▶ [Data provided]:
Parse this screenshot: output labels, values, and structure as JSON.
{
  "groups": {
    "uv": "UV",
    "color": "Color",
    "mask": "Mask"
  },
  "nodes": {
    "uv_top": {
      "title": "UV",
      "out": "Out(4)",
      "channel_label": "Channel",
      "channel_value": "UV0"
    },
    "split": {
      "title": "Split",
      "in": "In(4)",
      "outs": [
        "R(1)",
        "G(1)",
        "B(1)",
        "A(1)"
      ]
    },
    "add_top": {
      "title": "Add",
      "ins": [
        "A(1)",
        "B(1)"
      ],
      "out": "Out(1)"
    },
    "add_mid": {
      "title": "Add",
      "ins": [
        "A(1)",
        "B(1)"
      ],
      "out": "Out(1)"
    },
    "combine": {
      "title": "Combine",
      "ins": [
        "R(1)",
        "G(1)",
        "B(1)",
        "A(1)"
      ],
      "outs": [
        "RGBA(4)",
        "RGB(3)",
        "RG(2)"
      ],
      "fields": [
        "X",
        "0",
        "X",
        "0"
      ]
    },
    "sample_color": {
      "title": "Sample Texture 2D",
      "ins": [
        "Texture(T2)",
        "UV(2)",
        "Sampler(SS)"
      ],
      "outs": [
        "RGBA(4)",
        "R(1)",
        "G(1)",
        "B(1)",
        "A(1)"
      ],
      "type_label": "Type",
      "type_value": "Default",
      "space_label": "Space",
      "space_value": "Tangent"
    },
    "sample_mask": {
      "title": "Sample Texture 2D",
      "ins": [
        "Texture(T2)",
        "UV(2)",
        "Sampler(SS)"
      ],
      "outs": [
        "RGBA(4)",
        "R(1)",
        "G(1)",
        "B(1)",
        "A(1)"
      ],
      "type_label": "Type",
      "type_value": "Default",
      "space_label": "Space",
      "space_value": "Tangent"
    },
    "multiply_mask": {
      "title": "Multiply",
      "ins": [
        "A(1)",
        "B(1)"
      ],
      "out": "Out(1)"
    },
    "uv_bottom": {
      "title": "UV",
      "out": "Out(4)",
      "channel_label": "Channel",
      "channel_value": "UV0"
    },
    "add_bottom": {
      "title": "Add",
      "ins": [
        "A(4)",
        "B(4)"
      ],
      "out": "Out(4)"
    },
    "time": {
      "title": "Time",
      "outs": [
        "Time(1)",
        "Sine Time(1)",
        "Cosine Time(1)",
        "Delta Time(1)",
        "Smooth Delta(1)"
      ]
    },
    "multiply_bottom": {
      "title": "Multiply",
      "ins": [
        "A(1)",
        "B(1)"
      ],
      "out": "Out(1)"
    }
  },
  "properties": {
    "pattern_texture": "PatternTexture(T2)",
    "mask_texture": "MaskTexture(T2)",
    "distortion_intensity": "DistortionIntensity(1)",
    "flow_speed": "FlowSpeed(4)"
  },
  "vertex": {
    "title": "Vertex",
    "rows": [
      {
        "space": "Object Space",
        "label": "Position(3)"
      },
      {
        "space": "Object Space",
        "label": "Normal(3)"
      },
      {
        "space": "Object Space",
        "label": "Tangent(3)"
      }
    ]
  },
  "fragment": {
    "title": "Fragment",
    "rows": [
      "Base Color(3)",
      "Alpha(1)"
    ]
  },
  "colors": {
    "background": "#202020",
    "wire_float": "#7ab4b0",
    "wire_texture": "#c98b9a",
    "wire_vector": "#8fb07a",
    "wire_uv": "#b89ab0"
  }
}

▶ [What to produce]:
Write out the data exactly as it stands.

▶ [Answer to this exercise]:
Parse this screenshot: output labels, values, and structure as JSON.
{
  "groups": {
    "uv": "UV",
    "color": "Color",
    "mask": "Mask"
  },
  "nodes": {
    "uv_top": {
      "title": "UV",
      "out": "Out(4)",
      "channel_label": "Channel",
      "channel_value": "UV0"
    },
    "split": {
      "title": "Split",
      "in": "In(4)",
      "outs": [
        "R(1)",
        "G(1)",
        "B(1)",
        "A(1)"
      ]
    },
    "add_top": {
      "title": "Add",
      "ins": [
        "A(1)",
        "B(1)"
      ],
      "out": "Out(1)"
    },
    "add_mid": {
      "title": "Add",
      "ins": [
        "A(1)",
        "B(1)"
      ],
      "out": "Out(1)"
    },
    "combine": {
      "title": "Combine",
      "ins": [
        "R(1)",
        "G(1)",
        "B(1)",
        "A(1)"
      ],
      "outs": [
        "RGBA(4)",
        "RGB(3)",
        "RG(2)"
      ],
      "fields": [
        "X",
        "0",
        "X",
        "0"
      ]
    },
    "sample_color": {
      "title": "Sample Texture 2D",
      "ins": [
        "Texture(T2)",
        "UV(2)",
        "Sampler(SS)"
      ],
      "outs": [
        "RGBA(4)",
        "R(1)",
        "G(1)",
        "B(1)",
        "A(1)"
      ],
      "type_label": "Type",
      "type_value": "Default",
      "space_label": "Space",
      "space_value": "Tangent"
    },
    "sample_mask": {
      "title": "Sample Texture 2D",
      "ins": [
        "Texture(T2)",
        "UV(2)",
        "Sampler(SS)"
      ],
      "outs": [
        "RGBA(4)",
        "R(1)",
        "G(1)",
        "B(1)",
        "A(1)"
      ],
      "type_label": "Type",
      "type_value": "Default",
      "space_label": "Space",
      "space_value": "Tangent"
    },
    "multiply_mask": {
      "title": "Multiply",
      "ins": [
        "A(1)",
        "B(1)"
      ],
      "out": "Out(1)"
    },
    "uv_bottom": {
      "title": "UV",
      "out": "Out(4)",
      "channel_label": "Channel",
      "channel_value": "UV0"
    },
    "add_bottom": {
      "title": "Add",
      "ins": [
        "A(4)",
        "B(4)"
      ],
      "out": "Out(4)"
    },
    "time": {
      "title": "Time",
      "outs": [
        "Time(1)",
        "Sine Time(1)",
        "Cosine Time(1)",
        "Delta Time(1)",
        "Smooth Delta(1)"
      ]
    },
    "multiply_bottom": {
      "title": "Multiply",
      "ins": [
        "A(1)",
        "B(1)"
      ],
      "out": "Out(1)"
    }
  },
  "properties": {
    "pattern_texture": "PatternTexture(T2)",
    "mask_texture": "MaskTexture(T2)",
    "distortion_intensity": "DistortionIntensity(1)",
    "flow_speed": "FlowSpeed(4)"
  },
  "vertex": {
    "title": "Vertex",
    "rows": [
      {
        "space": "Object Space",
        "label": "Position(3)"
      },
      {
        "space": "Object Space",
        "label": "Normal(3)"
      },
      {
        "space": "Object Space",
        "label": "Tangent(3)"
      }
    ]
  },
  "fragment": {
    "title": "Fragment",
    "rows": [
      "Base Color(3)",
      "Alpha(1)"
    ]
  },
  "colors": {
    "background": "#202020",
    "wire_float": "#7ab4b0",
    "wire_texture": "#c98b9a",
    "wire_vector": "#8fb07a",
    "wire_uv": "#b89ab0"
  }
}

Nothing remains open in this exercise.